Objective:
Below are some records; give them all again exactly, but not the pictures.

--- Start Extracted information ---

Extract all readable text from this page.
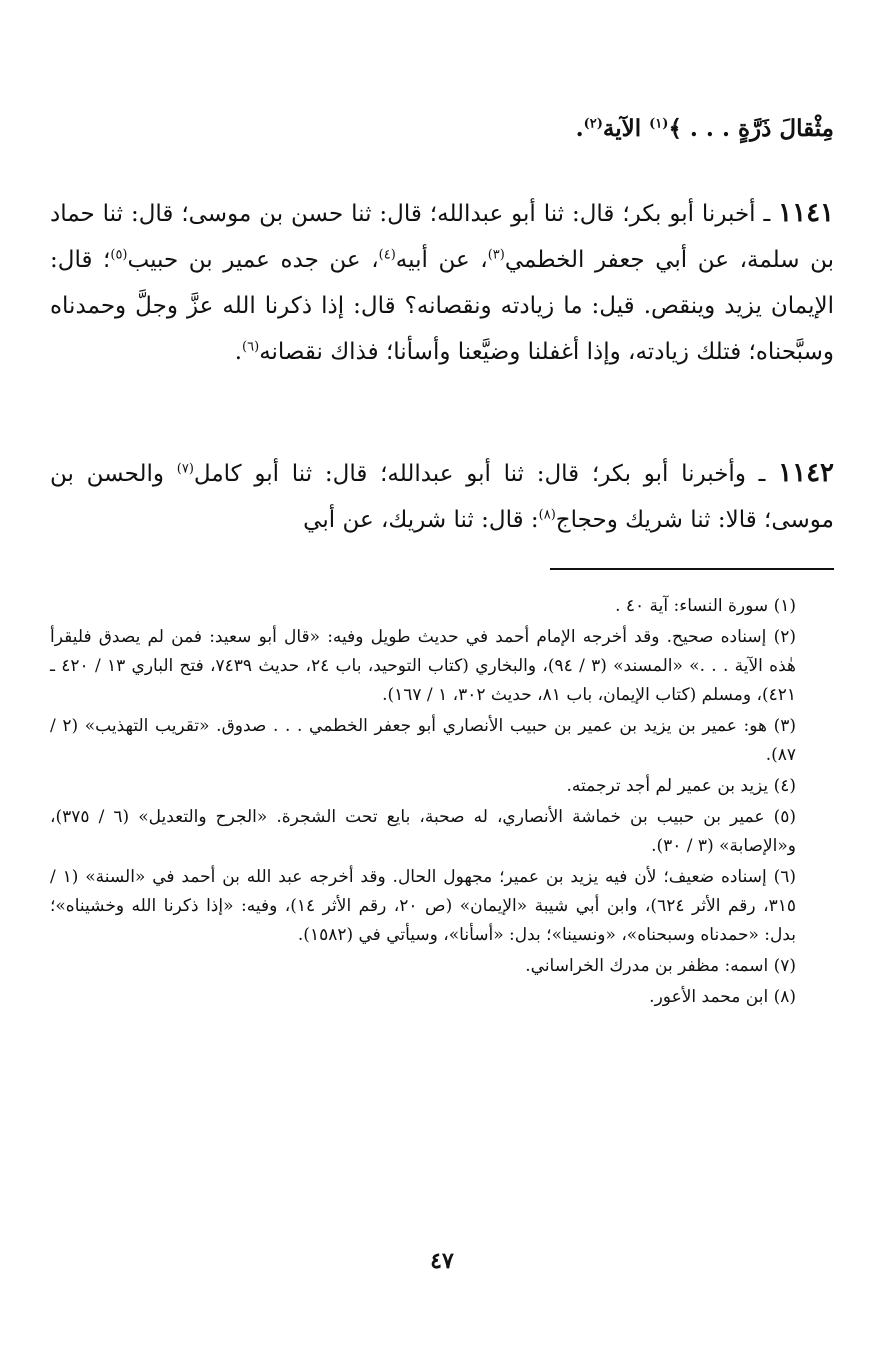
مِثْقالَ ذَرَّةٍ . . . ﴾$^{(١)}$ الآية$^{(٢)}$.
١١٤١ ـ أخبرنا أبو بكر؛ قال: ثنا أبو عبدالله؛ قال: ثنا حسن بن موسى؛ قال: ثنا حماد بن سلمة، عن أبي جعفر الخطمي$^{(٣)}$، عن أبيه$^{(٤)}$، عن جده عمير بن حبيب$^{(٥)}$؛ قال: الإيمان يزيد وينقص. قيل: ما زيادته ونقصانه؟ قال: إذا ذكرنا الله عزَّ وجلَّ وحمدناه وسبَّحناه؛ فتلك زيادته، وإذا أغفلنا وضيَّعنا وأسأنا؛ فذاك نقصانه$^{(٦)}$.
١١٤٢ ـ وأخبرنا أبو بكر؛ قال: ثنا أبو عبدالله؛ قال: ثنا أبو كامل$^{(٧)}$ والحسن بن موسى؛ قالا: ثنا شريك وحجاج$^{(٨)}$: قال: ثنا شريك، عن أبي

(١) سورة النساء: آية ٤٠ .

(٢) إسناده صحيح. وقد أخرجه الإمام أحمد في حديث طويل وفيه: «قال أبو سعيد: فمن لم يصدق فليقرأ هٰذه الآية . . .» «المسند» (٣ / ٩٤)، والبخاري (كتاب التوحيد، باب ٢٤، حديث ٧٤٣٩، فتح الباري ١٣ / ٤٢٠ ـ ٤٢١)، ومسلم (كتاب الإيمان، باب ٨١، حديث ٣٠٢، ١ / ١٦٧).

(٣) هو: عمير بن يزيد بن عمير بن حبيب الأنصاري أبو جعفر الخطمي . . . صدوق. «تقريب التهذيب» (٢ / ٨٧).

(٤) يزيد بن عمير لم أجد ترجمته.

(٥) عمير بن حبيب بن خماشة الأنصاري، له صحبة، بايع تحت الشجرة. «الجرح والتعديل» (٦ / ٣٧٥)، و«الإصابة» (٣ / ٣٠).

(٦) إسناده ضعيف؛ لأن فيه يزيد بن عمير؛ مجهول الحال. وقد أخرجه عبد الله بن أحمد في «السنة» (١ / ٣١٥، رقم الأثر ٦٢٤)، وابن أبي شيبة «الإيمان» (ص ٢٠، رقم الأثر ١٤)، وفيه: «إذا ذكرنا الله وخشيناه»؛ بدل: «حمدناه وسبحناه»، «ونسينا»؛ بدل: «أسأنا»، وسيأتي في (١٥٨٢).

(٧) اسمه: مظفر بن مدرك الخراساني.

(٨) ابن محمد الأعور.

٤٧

--- End Extracted information ---

Problem solution:
Extract all readable text from this page.
مِثْقالَ ذَرَّةٍ . . . ﴾$^{(١)}$ الآية$^{(٢)}$.
١١٤١ ـ أخبرنا أبو بكر؛ قال: ثنا أبو عبدالله؛ قال: ثنا حسن بن موسى؛ قال: ثنا حماد بن سلمة، عن أبي جعفر الخطمي$^{(٣)}$، عن أبيه$^{(٤)}$، عن جده عمير بن حبيب$^{(٥)}$؛ قال: الإيمان يزيد وينقص. قيل: ما زيادته ونقصانه؟ قال: إذا ذكرنا الله عزَّ وجلَّ وحمدناه وسبَّحناه؛ فتلك زيادته، وإذا أغفلنا وضيَّعنا وأسأنا؛ فذاك نقصانه$^{(٦)}$.
١١٤٢ ـ وأخبرنا أبو بكر؛ قال: ثنا أبو عبدالله؛ قال: ثنا أبو كامل$^{(٧)}$ والحسن بن موسى؛ قالا: ثنا شريك وحجاج$^{(٨)}$: قال: ثنا شريك، عن أبي

(١) سورة النساء: آية ٤٠ .

(٢) إسناده صحيح. وقد أخرجه الإمام أحمد في حديث طويل وفيه: «قال أبو سعيد: فمن لم يصدق فليقرأ هٰذه الآية . . .» «المسند» (٣ / ٩٤)، والبخاري (كتاب التوحيد، باب ٢٤، حديث ٧٤٣٩، فتح الباري ١٣ / ٤٢٠ ـ ٤٢١)، ومسلم (كتاب الإيمان، باب ٨١، حديث ٣٠٢، ١ / ١٦٧).

(٣) هو: عمير بن يزيد بن عمير بن حبيب الأنصاري أبو جعفر الخطمي . . . صدوق. «تقريب التهذيب» (٢ / ٨٧).

(٤) يزيد بن عمير لم أجد ترجمته.

(٥) عمير بن حبيب بن خماشة الأنصاري، له صحبة، بايع تحت الشجرة. «الجرح والتعديل» (٦ / ٣٧٥)، و«الإصابة» (٣ / ٣٠).

(٦) إسناده ضعيف؛ لأن فيه يزيد بن عمير؛ مجهول الحال. وقد أخرجه عبد الله بن أحمد في «السنة» (١ / ٣١٥، رقم الأثر ٦٢٤)، وابن أبي شيبة «الإيمان» (ص ٢٠، رقم الأثر ١٤)، وفيه: «إذا ذكرنا الله وخشيناه»؛ بدل: «حمدناه وسبحناه»، «ونسينا»؛ بدل: «أسأنا»، وسيأتي في (١٥٨٢).

(٧) اسمه: مظفر بن مدرك الخراساني.

(٨) ابن محمد الأعور.

٤٧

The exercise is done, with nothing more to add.